- **PROVIDED DATA**

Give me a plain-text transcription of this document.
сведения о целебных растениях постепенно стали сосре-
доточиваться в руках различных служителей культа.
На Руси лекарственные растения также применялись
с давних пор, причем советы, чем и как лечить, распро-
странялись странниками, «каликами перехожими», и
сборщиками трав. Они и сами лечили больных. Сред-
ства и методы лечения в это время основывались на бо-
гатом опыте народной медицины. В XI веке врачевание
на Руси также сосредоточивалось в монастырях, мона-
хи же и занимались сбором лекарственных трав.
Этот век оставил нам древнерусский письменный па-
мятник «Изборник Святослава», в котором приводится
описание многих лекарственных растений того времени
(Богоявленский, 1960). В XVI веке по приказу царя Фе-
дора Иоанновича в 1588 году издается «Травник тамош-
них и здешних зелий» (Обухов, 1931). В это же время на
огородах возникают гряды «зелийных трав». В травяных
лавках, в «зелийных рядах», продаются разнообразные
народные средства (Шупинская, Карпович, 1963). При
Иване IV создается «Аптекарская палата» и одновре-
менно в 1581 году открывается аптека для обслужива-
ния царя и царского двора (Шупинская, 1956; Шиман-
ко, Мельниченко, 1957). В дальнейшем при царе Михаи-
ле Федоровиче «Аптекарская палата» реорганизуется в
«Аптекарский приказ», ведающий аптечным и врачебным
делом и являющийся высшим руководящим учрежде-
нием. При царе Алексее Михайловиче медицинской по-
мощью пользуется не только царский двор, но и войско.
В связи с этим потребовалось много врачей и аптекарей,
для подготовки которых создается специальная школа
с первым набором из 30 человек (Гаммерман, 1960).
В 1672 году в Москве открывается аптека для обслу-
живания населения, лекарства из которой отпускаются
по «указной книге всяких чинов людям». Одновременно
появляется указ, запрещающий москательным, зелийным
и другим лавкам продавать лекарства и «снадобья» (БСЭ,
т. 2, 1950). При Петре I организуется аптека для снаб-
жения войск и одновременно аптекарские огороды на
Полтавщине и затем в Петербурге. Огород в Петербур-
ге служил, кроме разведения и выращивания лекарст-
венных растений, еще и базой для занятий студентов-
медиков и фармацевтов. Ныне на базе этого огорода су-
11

--

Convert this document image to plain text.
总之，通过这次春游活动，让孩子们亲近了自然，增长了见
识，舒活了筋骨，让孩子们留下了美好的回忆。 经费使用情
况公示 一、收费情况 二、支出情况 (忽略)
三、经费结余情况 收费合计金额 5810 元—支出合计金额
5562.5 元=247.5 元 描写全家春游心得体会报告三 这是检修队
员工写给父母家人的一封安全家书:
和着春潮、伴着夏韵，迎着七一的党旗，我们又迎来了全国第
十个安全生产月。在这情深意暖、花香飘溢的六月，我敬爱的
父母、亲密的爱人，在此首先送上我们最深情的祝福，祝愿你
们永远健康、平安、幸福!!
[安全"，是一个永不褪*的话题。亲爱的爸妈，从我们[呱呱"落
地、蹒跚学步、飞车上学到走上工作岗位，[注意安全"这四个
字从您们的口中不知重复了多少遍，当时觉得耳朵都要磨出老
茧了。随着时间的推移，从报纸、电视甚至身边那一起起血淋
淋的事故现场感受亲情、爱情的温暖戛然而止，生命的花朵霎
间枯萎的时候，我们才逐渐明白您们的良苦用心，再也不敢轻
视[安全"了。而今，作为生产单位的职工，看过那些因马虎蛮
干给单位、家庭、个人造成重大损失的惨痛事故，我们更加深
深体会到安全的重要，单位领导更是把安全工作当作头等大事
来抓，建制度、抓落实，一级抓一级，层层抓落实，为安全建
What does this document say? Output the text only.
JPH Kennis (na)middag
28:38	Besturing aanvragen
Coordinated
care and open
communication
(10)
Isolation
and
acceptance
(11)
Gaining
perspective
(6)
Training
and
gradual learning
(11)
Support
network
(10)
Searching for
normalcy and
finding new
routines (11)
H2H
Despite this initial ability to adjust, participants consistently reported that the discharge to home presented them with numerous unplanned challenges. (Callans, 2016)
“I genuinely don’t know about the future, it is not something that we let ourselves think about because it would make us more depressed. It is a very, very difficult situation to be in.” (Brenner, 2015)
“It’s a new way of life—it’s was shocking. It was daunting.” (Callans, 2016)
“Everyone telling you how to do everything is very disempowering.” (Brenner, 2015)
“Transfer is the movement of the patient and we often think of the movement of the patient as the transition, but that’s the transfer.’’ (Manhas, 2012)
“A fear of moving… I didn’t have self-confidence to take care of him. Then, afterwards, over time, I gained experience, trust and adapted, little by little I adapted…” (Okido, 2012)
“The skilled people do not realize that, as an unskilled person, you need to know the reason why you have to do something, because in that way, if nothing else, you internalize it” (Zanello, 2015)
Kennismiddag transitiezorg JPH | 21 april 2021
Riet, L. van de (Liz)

- **WHAT TO PRODUCE**
Leave out every line without the string "растений" and copy the rest.

- **SOLVED PROBLEM**
описание многих лекарственных растений того времени
венных растений, еще и базой для занятий студентов-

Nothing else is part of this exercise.